### Aim
Reproduce the listing below exactly. Pictures do not belong in the copy.

### Data excerpts
+++++

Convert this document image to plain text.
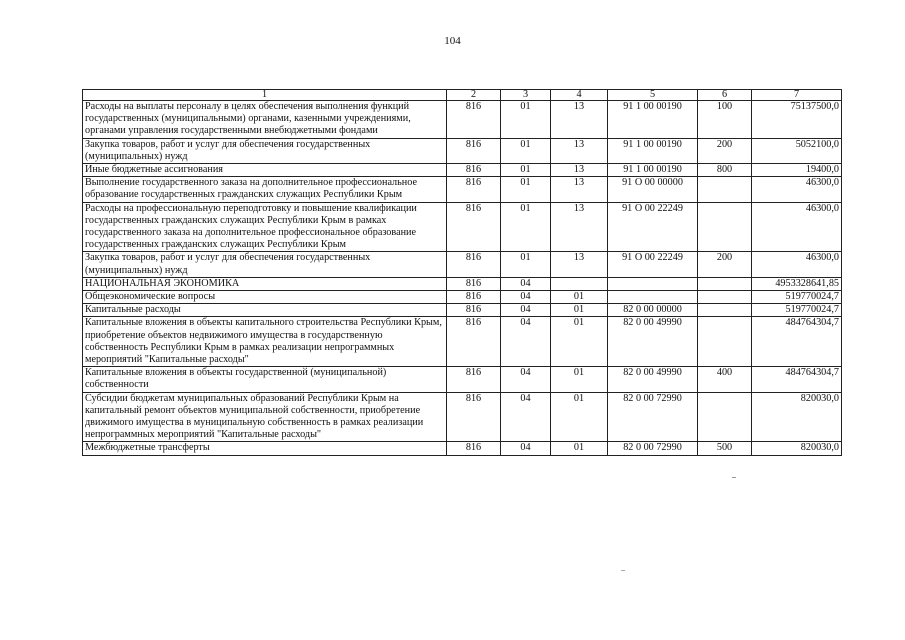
104
1	2	3	4	5	6	7
Расходы на выплаты персоналу в целях обеспечения выполнения функций государственных (муниципальными) органами, казенными учреждениями, органами управления государственными внебюджетными фондами	816	01	13	91 1 00 00190	100	75137500,0
Закупка товаров, работ и услуг для обеспечения государственных (муниципальных) нужд	816	01	13	91 1 00 00190	200	5052100,0
Иные бюджетные ассигнования	816	01	13	91 1 00 00190	800	19400,0
Выполнение государственного заказа на дополнительное профессиональное образование государственных гражданских служащих Республики Крым	816	01	13	91 О 00 00000		46300,0
Расходы на профессиональную переподготовку и повышение квалификации государственных гражданских служащих Республики Крым в рамках государственного заказа на дополнительное профессиональное образование государственных гражданских служащих Республики Крым	816	01	13	91 О 00 22249		46300,0
Закупка товаров, работ и услуг для обеспечения государственных (муниципальных) нужд	816	01	13	91 О 00 22249	200	46300,0
НАЦИОНАЛЬНАЯ ЭКОНОМИКА	816	04				4953328641,85
Общеэкономические вопросы	816	04	01			519770024,7
Капитальные расходы	816	04	01	82 0 00 00000		519770024,7
Капитальные вложения в объекты капитального строительства Республики Крым, приобретение объектов недвижимого имущества в государственную собственность Республики Крым в рамках реализации непрограммных мероприятий "Капитальные расходы"	816	04	01	82 0 00 49990		484764304,7
Капитальные вложения в объекты государственной (муниципальной) собственности	816	04	01	82 0 00 49990	400	484764304,7
Субсидии бюджетам муниципальных образований Республики Крым на капитальный ремонт объектов муниципальной собственности, приобретение движимого имущества в муниципальную собственность в рамках реализации непрограммных мероприятий "Капитальные расходы"	816	04	01	82 0 00 72990		820030,0
Межбюджетные трансферты	816	04	01	82 0 00 72990	500	820030,0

+++++

### Response to the exercise
Convert this document image to plain text.
104
1	2	3	4	5	6	7
Расходы на выплаты персоналу в целях обеспечения выполнения функций государственных (муниципальными) органами, казенными учреждениями, органами управления государственными внебюджетными фондами	816	01	13	91 1 00 00190	100	75137500,0
Закупка товаров, работ и услуг для обеспечения государственных (муниципальных) нужд	816	01	13	91 1 00 00190	200	5052100,0
Иные бюджетные ассигнования	816	01	13	91 1 00 00190	800	19400,0
Выполнение государственного заказа на дополнительное профессиональное образование государственных гражданских служащих Республики Крым	816	01	13	91 О 00 00000		46300,0
Расходы на профессиональную переподготовку и повышение квалификации государственных гражданских служащих Республики Крым в рамках государственного заказа на дополнительное профессиональное образование государственных гражданских служащих Республики Крым	816	01	13	91 О 00 22249		46300,0
Закупка товаров, работ и услуг для обеспечения государственных (муниципальных) нужд	816	01	13	91 О 00 22249	200	46300,0
НАЦИОНАЛЬНАЯ ЭКОНОМИКА	816	04				4953328641,85
Общеэкономические вопросы	816	04	01			519770024,7
Капитальные расходы	816	04	01	82 0 00 00000		519770024,7
Капитальные вложения в объекты капитального строительства Республики Крым, приобретение объектов недвижимого имущества в государственную собственность Республики Крым в рамках реализации непрограммных мероприятий "Капитальные расходы"	816	04	01	82 0 00 49990		484764304,7
Капитальные вложения в объекты государственной (муниципальной) собственности	816	04	01	82 0 00 49990	400	484764304,7
Субсидии бюджетам муниципальных образований Республики Крым на капитальный ремонт объектов муниципальной собственности, приобретение движимого имущества в муниципальную собственность в рамках реализации непрограммных мероприятий "Капитальные расходы"	816	04	01	82 0 00 72990		820030,0
Межбюджетные трансферты	816	04	01	82 0 00 72990	500	820030,0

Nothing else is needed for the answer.